#### Your task:
Copy out each line of the listing that has the word "emit" in it.

#### Input records:
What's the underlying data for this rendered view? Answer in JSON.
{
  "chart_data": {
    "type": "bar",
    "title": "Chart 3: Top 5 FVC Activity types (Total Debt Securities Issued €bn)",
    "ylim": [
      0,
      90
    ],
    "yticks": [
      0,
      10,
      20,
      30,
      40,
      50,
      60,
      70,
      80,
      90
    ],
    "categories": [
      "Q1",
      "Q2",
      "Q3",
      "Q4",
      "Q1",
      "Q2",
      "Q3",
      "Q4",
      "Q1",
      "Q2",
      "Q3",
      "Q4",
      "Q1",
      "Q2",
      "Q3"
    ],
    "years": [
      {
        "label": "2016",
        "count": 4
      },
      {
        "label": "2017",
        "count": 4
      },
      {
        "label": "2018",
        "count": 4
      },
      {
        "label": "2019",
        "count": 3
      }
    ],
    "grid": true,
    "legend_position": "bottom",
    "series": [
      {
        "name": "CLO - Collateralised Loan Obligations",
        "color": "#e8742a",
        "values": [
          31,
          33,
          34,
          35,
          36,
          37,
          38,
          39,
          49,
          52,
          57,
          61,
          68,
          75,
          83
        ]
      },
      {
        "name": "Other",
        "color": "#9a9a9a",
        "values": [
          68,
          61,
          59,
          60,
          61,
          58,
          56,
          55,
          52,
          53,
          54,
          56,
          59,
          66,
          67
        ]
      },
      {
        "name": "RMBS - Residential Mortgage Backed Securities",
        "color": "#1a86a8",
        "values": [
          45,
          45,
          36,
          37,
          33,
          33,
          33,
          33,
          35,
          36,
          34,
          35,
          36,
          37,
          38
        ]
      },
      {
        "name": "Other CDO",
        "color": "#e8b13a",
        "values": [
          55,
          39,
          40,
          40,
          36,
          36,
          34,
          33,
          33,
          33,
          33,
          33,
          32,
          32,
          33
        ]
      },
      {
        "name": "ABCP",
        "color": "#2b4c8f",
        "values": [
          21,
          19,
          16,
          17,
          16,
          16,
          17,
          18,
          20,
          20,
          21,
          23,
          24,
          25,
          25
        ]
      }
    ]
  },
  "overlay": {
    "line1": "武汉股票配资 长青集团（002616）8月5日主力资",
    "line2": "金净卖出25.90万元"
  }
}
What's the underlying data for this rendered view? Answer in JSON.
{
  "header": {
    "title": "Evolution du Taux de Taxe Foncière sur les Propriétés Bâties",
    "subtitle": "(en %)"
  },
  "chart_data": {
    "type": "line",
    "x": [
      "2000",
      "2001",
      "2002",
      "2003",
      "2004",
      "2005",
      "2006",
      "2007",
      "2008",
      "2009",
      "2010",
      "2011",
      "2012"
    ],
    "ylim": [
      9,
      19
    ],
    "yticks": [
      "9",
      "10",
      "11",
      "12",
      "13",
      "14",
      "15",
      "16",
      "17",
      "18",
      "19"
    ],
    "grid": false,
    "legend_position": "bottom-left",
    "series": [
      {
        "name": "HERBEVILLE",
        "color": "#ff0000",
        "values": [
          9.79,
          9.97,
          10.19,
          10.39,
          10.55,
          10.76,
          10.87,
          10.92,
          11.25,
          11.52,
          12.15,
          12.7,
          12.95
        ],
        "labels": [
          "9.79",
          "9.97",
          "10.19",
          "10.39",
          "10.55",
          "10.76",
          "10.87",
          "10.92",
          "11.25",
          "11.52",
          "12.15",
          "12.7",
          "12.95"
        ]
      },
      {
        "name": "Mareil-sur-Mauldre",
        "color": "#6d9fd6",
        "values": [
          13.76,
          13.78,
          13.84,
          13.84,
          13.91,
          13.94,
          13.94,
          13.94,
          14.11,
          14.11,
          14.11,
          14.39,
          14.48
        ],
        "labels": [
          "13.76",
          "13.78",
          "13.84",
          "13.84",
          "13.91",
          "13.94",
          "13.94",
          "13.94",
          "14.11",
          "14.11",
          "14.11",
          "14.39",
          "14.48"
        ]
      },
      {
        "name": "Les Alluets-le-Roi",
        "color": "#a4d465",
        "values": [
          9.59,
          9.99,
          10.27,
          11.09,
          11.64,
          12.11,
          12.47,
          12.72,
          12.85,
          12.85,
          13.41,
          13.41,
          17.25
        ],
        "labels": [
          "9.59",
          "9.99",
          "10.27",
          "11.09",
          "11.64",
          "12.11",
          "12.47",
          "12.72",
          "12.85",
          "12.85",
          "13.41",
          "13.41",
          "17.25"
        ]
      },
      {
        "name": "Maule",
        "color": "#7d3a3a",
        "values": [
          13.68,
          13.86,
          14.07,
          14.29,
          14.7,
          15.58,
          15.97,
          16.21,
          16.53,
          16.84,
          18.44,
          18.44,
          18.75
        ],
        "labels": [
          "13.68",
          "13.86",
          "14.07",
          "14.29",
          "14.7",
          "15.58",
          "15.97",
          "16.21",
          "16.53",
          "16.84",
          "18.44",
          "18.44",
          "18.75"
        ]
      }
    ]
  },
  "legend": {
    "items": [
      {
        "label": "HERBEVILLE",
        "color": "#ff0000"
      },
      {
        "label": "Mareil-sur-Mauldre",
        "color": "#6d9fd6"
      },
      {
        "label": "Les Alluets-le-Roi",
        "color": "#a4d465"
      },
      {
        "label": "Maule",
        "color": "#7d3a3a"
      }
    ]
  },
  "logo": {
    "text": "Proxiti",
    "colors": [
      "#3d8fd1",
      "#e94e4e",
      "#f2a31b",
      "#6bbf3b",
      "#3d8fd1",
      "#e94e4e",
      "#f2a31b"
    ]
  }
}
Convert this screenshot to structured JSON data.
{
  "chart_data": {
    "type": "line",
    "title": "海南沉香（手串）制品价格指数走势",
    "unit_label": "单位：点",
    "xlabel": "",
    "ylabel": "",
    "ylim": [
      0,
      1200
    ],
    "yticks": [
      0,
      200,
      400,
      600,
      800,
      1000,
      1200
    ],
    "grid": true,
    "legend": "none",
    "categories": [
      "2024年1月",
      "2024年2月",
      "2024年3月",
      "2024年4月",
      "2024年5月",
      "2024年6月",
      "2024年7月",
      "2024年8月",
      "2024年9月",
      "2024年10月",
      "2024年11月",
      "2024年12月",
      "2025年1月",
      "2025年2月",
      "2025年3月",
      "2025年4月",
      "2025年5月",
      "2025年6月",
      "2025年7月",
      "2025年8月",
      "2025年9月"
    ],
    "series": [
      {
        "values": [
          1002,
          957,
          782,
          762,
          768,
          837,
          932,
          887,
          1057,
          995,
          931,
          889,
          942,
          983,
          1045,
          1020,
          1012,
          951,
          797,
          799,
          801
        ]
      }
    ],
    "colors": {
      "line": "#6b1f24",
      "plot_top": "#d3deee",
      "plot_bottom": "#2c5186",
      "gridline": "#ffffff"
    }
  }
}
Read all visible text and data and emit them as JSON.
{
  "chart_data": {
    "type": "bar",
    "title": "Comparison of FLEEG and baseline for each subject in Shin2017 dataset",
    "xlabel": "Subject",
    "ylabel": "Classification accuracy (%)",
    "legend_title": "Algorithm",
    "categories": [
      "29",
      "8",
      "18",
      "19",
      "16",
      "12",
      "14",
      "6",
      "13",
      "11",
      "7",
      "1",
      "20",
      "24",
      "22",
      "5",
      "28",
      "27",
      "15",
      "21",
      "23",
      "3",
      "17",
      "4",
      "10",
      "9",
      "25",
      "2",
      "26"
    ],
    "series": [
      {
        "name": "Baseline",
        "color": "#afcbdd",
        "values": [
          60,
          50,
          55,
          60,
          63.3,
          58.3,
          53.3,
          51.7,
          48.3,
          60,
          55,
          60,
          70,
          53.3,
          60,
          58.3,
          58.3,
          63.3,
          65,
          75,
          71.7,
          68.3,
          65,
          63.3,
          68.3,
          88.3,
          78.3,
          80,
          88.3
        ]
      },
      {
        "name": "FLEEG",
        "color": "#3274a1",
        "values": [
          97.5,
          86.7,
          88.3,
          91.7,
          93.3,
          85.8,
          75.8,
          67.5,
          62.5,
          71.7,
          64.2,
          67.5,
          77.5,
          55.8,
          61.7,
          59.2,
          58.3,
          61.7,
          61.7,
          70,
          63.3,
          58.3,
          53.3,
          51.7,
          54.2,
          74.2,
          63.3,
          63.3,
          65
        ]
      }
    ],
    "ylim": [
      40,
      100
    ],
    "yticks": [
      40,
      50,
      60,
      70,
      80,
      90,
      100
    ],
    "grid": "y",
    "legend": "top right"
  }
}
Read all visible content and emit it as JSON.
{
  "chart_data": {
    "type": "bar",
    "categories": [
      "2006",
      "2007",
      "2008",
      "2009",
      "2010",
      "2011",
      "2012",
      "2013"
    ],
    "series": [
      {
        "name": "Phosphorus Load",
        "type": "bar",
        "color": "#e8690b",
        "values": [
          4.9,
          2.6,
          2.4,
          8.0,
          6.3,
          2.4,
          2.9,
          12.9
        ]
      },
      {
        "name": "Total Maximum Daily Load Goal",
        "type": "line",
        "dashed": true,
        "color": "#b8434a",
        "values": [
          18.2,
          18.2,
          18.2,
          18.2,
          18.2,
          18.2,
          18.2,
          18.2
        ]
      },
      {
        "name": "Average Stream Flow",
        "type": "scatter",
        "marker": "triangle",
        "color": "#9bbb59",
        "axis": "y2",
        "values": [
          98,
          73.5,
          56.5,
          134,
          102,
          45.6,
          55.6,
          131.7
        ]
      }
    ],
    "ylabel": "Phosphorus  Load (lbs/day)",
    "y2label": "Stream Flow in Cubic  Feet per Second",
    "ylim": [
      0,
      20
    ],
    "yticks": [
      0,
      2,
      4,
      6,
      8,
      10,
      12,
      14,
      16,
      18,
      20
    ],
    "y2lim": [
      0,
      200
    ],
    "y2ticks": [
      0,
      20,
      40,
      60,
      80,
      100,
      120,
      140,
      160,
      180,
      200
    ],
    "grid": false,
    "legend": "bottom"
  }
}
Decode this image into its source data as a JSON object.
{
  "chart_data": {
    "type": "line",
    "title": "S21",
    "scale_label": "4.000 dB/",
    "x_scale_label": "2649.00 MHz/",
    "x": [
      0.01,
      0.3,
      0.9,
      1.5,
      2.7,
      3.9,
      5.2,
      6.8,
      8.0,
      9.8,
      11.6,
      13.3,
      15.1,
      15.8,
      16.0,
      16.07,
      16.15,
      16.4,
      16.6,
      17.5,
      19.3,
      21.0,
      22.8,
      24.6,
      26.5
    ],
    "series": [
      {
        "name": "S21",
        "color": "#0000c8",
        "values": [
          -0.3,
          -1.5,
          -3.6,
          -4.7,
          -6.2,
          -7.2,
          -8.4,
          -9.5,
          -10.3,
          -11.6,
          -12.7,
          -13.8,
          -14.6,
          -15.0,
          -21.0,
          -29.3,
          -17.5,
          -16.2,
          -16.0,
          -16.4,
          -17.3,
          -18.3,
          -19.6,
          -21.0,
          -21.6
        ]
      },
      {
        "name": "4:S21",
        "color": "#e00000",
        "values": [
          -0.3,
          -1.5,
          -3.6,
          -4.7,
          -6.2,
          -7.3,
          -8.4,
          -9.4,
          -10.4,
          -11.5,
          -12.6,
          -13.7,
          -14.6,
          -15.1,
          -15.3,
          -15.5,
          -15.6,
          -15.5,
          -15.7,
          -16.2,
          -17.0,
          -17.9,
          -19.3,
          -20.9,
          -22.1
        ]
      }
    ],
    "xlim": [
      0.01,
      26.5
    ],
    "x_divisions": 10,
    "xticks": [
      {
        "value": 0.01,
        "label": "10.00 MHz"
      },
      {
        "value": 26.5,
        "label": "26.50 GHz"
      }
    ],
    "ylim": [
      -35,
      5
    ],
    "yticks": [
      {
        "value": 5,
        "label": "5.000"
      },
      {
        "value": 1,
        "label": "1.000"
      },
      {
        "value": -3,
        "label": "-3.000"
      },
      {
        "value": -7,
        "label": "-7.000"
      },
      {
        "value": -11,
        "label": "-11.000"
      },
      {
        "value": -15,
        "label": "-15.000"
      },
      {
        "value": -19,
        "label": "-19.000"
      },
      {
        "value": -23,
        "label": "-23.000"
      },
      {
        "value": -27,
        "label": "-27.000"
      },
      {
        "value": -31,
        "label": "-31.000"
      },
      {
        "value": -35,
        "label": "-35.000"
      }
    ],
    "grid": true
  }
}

#### The completed task:
Read all visible text and data and emit them as JSON.
Read all visible content and emit it as JSON.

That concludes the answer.